- TASK OBJECTIVE: Copy out every line in the entries below that includes "open".
=-=-=-=-=
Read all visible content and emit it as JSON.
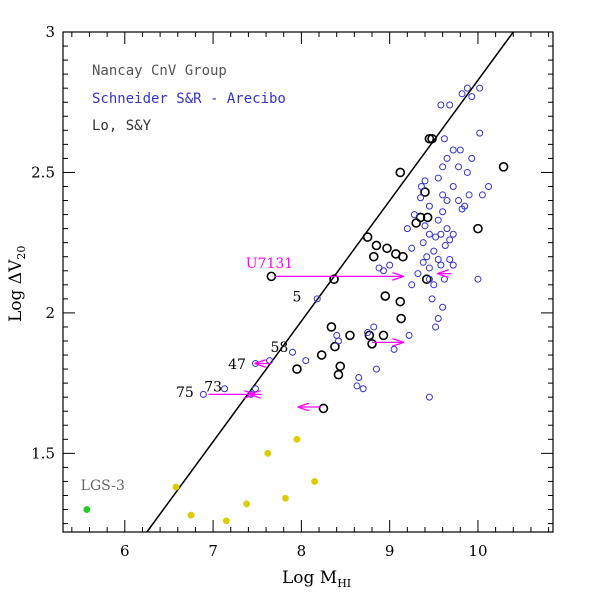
{
  "chart_data": {
    "type": "scatter",
    "title": "",
    "xlabel": "Log M",
    "xlabel_sub": "HI",
    "ylabel": "Log ΔV",
    "ylabel_sub": "20",
    "xlim": [
      5.3,
      10.85
    ],
    "ylim": [
      1.22,
      3.0
    ],
    "xticks": [
      6,
      7,
      8,
      9,
      10
    ],
    "yticks": [
      1.5,
      2,
      2.5,
      3
    ],
    "grid": false,
    "legend_position": "top-left",
    "legend": [
      {
        "label": "Nancay CnV Group",
        "color": "#555555"
      },
      {
        "label": "Schneider S&R - Arecibo",
        "color": "#3333cc"
      },
      {
        "label": "Lo, S&Y",
        "color": "#333333"
      }
    ],
    "line": {
      "x": [
        6.25,
        10.4
      ],
      "y": [
        1.22,
        3.0
      ],
      "color": "#000000"
    },
    "series": [
      {
        "name": "Nancay CnV Group",
        "color": "#000000",
        "marker": "open-circle-large",
        "points": [
          [
            7.66,
            2.13
          ],
          [
            8.37,
            2.12
          ],
          [
            8.75,
            2.27
          ],
          [
            8.82,
            2.2
          ],
          [
            8.85,
            2.24
          ],
          [
            8.97,
            2.23
          ],
          [
            9.07,
            2.21
          ],
          [
            9.15,
            2.2
          ],
          [
            9.12,
            2.5
          ],
          [
            9.3,
            2.32
          ],
          [
            9.35,
            2.34
          ],
          [
            9.43,
            2.34
          ],
          [
            9.4,
            2.43
          ],
          [
            9.45,
            2.62
          ],
          [
            9.48,
            2.62
          ],
          [
            9.42,
            2.12
          ],
          [
            10.0,
            2.3
          ],
          [
            10.29,
            2.52
          ],
          [
            8.34,
            1.95
          ],
          [
            8.38,
            1.88
          ],
          [
            8.23,
            1.85
          ],
          [
            8.55,
            1.92
          ],
          [
            8.77,
            1.92
          ],
          [
            8.93,
            1.92
          ],
          [
            9.12,
            2.04
          ],
          [
            9.13,
            1.98
          ],
          [
            8.95,
            2.06
          ],
          [
            8.8,
            1.89
          ],
          [
            8.44,
            1.81
          ],
          [
            8.42,
            1.78
          ],
          [
            7.95,
            1.8
          ],
          [
            8.25,
            1.66
          ]
        ]
      },
      {
        "name": "Schneider S&R - Arecibo",
        "color": "#3333cc",
        "marker": "open-circle-small",
        "points": [
          [
            9.28,
            2.35
          ],
          [
            9.35,
            2.41
          ],
          [
            9.36,
            2.45
          ],
          [
            9.4,
            2.47
          ],
          [
            9.45,
            2.38
          ],
          [
            9.55,
            2.48
          ],
          [
            9.6,
            2.52
          ],
          [
            9.62,
            2.62
          ],
          [
            9.58,
            2.74
          ],
          [
            9.68,
            2.74
          ],
          [
            9.82,
            2.78
          ],
          [
            9.88,
            2.8
          ],
          [
            9.93,
            2.77
          ],
          [
            10.02,
            2.8
          ],
          [
            10.02,
            2.64
          ],
          [
            9.72,
            2.58
          ],
          [
            9.8,
            2.58
          ],
          [
            9.65,
            2.55
          ],
          [
            9.78,
            2.52
          ],
          [
            9.88,
            2.5
          ],
          [
            9.93,
            2.55
          ],
          [
            9.72,
            2.45
          ],
          [
            9.6,
            2.42
          ],
          [
            9.65,
            2.4
          ],
          [
            9.6,
            2.36
          ],
          [
            9.55,
            2.33
          ],
          [
            9.65,
            2.3
          ],
          [
            9.72,
            2.28
          ],
          [
            9.68,
            2.26
          ],
          [
            9.63,
            2.24
          ],
          [
            9.58,
            2.28
          ],
          [
            9.52,
            2.27
          ],
          [
            9.5,
            2.22
          ],
          [
            9.45,
            2.28
          ],
          [
            9.4,
            2.31
          ],
          [
            9.38,
            2.25
          ],
          [
            9.42,
            2.2
          ],
          [
            9.45,
            2.16
          ],
          [
            9.38,
            2.18
          ],
          [
            9.32,
            2.14
          ],
          [
            9.45,
            2.12
          ],
          [
            9.5,
            2.1
          ],
          [
            9.58,
            2.17
          ],
          [
            9.62,
            2.12
          ],
          [
            9.55,
            2.19
          ],
          [
            9.25,
            2.23
          ],
          [
            9.2,
            2.3
          ],
          [
            9.48,
            2.05
          ],
          [
            9.55,
            1.98
          ],
          [
            9.6,
            2.02
          ],
          [
            9.52,
            1.95
          ],
          [
            9.85,
            2.38
          ],
          [
            9.9,
            2.42
          ],
          [
            10.05,
            2.42
          ],
          [
            10.12,
            2.45
          ],
          [
            10.0,
            2.12
          ],
          [
            9.72,
            2.17
          ],
          [
            9.68,
            2.19
          ],
          [
            9.82,
            2.37
          ],
          [
            9.78,
            2.4
          ],
          [
            9.45,
            1.7
          ],
          [
            9.22,
            1.92
          ],
          [
            9.25,
            2.1
          ],
          [
            9.0,
            2.17
          ],
          [
            8.93,
            2.15
          ],
          [
            8.88,
            2.16
          ],
          [
            8.82,
            1.95
          ],
          [
            8.75,
            1.93
          ],
          [
            8.85,
            1.8
          ],
          [
            8.65,
            1.77
          ],
          [
            8.7,
            1.73
          ],
          [
            8.63,
            1.74
          ],
          [
            8.4,
            1.92
          ],
          [
            8.42,
            1.9
          ],
          [
            8.18,
            2.05
          ],
          [
            7.9,
            1.86
          ],
          [
            7.64,
            1.83
          ],
          [
            7.48,
            1.82
          ],
          [
            7.48,
            1.73
          ],
          [
            7.43,
            1.71
          ],
          [
            7.13,
            1.73
          ],
          [
            6.89,
            1.71
          ],
          [
            8.05,
            1.83
          ],
          [
            9.05,
            1.87
          ]
        ]
      },
      {
        "name": "Lo, S&Y",
        "color": "#ddcc00",
        "marker": "filled-circle",
        "points": [
          [
            6.58,
            1.38
          ],
          [
            6.75,
            1.28
          ],
          [
            7.15,
            1.26
          ],
          [
            7.38,
            1.32
          ],
          [
            7.62,
            1.5
          ],
          [
            7.82,
            1.34
          ],
          [
            7.95,
            1.55
          ],
          [
            8.15,
            1.4
          ]
        ]
      },
      {
        "name": "LGS-3",
        "color": "#22cc22",
        "marker": "filled-circle",
        "points": [
          [
            5.57,
            1.3
          ]
        ]
      }
    ],
    "arrows": [
      {
        "from": [
          7.7,
          2.13
        ],
        "to": [
          9.15,
          2.13
        ],
        "color": "#ff00ff"
      },
      {
        "from": [
          9.7,
          2.14
        ],
        "to": [
          9.55,
          2.14
        ],
        "color": "#ff00ff"
      },
      {
        "from": [
          8.8,
          1.895
        ],
        "to": [
          9.15,
          1.895
        ],
        "color": "#ff00ff"
      },
      {
        "from": [
          8.22,
          1.665
        ],
        "to": [
          7.97,
          1.665
        ],
        "color": "#ff00ff"
      },
      {
        "from": [
          7.65,
          1.82
        ],
        "to": [
          7.48,
          1.82
        ],
        "color": "#ff00ff"
      },
      {
        "from": [
          6.95,
          1.71
        ],
        "to": [
          7.47,
          1.71
        ],
        "color": "#ff00ff"
      },
      {
        "from": [
          7.55,
          1.71
        ],
        "to": [
          7.42,
          1.71
        ],
        "color": "#ff00ff"
      }
    ],
    "annotations": [
      {
        "text": "U7131",
        "x": 7.37,
        "y": 2.16,
        "color": "#ff00ff"
      },
      {
        "text": "5",
        "x": 7.9,
        "y": 2.04,
        "color": "#000000"
      },
      {
        "text": "58",
        "x": 7.65,
        "y": 1.86,
        "color": "#000000"
      },
      {
        "text": "47",
        "x": 7.17,
        "y": 1.8,
        "color": "#000000"
      },
      {
        "text": "73",
        "x": 6.9,
        "y": 1.72,
        "color": "#000000"
      },
      {
        "text": "75",
        "x": 6.58,
        "y": 1.7,
        "color": "#000000"
      },
      {
        "text": "LGS-3",
        "x": 5.5,
        "y": 1.37,
        "color": "#666666"
      }
    ]
  }
}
=-=-=-=-=
- OUTPUT FOR THIS TASK:
        "marker": "open-circle-large",
        "marker": "open-circle-small",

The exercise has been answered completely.